THE RECORDS.

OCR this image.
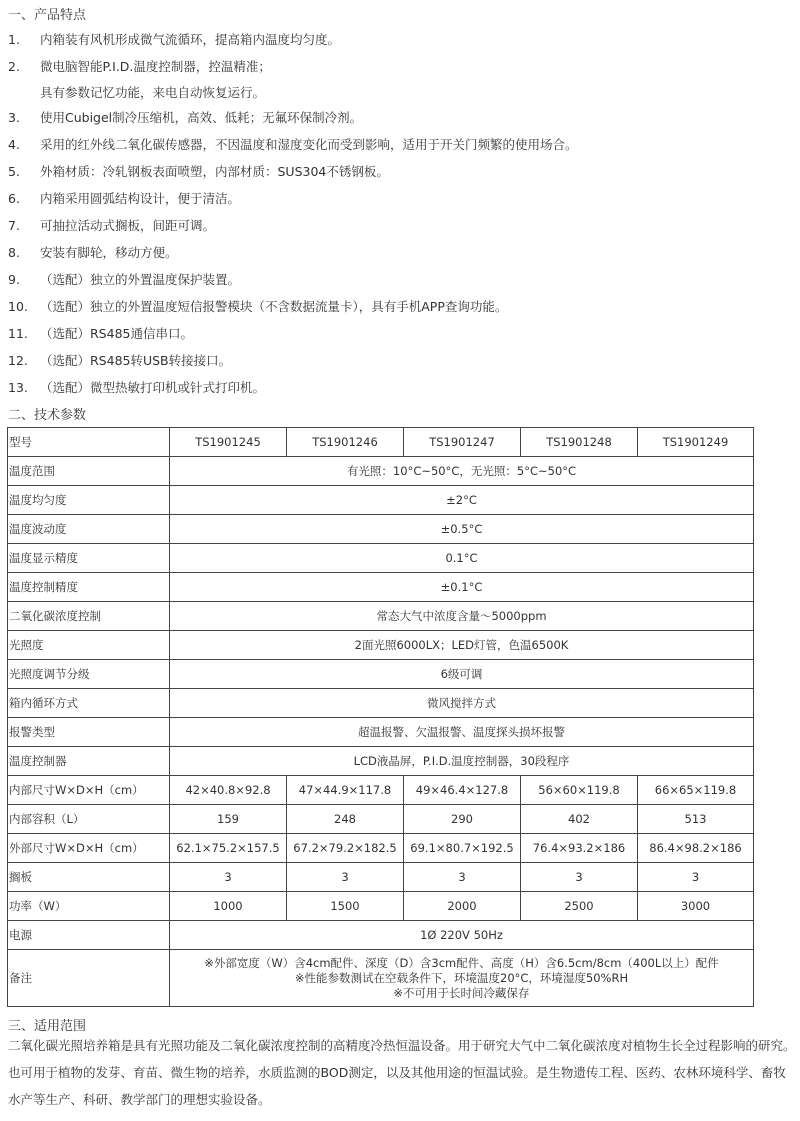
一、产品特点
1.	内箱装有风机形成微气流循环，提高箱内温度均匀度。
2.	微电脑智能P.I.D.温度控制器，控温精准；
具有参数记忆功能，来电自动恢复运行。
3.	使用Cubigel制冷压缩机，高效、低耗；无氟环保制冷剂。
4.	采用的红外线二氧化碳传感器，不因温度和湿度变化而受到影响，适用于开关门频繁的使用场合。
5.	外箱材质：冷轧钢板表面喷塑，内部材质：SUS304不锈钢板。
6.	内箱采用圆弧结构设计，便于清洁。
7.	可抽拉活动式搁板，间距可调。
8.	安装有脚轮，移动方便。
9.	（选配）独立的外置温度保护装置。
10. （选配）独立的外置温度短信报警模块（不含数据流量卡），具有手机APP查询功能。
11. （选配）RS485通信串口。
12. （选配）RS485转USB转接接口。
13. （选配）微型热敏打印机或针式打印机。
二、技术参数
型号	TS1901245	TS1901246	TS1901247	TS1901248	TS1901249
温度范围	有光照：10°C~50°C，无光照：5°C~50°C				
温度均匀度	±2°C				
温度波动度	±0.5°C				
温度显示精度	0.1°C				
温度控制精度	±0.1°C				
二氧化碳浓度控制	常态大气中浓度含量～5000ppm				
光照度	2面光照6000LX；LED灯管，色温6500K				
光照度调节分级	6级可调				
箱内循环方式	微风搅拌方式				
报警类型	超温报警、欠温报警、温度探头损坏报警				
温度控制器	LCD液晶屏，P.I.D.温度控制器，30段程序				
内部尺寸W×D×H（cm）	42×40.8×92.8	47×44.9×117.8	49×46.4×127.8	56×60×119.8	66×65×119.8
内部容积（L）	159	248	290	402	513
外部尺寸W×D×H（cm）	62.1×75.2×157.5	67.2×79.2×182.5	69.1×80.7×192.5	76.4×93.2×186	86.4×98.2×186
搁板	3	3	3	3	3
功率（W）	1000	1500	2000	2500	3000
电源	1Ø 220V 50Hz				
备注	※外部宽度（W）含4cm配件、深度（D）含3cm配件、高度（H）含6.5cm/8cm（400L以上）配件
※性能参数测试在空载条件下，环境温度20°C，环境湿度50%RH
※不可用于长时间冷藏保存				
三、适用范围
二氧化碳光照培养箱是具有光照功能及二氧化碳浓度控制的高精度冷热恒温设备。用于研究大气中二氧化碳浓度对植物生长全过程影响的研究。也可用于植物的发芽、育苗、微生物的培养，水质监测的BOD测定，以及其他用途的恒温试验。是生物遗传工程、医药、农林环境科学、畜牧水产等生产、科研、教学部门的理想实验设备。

==

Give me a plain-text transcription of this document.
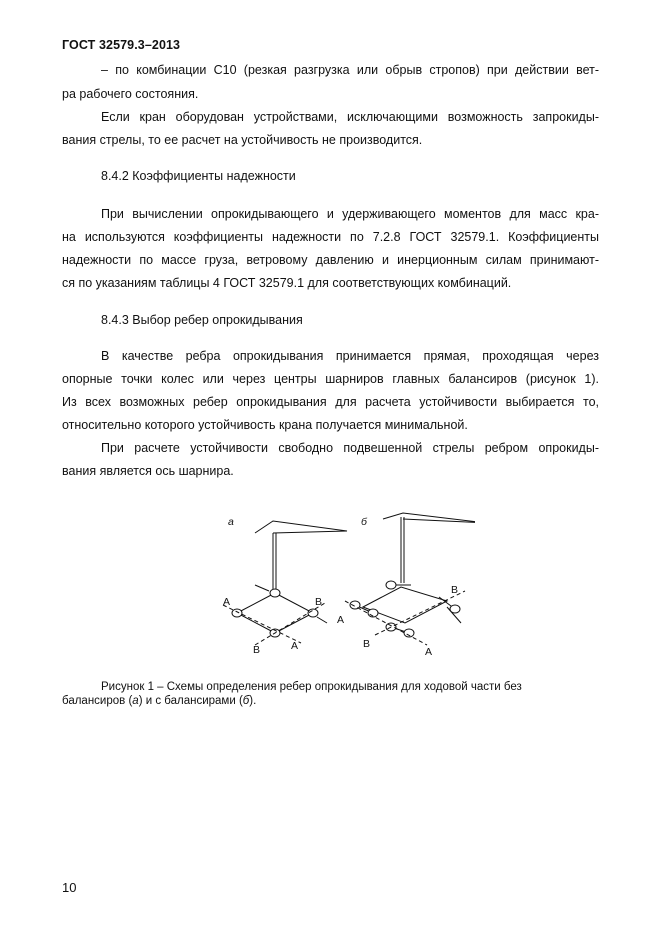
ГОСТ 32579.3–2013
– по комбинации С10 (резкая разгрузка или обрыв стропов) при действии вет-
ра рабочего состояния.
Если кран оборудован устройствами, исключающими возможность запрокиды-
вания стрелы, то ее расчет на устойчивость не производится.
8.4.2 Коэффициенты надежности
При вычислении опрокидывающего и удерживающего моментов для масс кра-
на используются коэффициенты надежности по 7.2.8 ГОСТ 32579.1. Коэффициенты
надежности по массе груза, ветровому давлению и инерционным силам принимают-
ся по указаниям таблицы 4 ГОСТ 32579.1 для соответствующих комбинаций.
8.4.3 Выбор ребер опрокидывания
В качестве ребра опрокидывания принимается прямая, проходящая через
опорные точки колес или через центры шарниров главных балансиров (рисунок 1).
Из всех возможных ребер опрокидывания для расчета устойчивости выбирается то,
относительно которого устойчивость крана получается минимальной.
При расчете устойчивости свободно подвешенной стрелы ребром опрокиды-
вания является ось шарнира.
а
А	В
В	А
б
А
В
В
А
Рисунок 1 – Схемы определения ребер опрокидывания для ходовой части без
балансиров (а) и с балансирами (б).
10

YOUR TASK.
Check each line above for the string "ребер" and show the ones that have it.

SOLUTION TO THIS EXERCISE.
8.4.3 Выбор ребер опрокидывания
Из всех возможных ребер опрокидывания для расчета устойчивости выбирается то,
Рисунок 1 – Схемы определения ребер опрокидывания для ходовой части без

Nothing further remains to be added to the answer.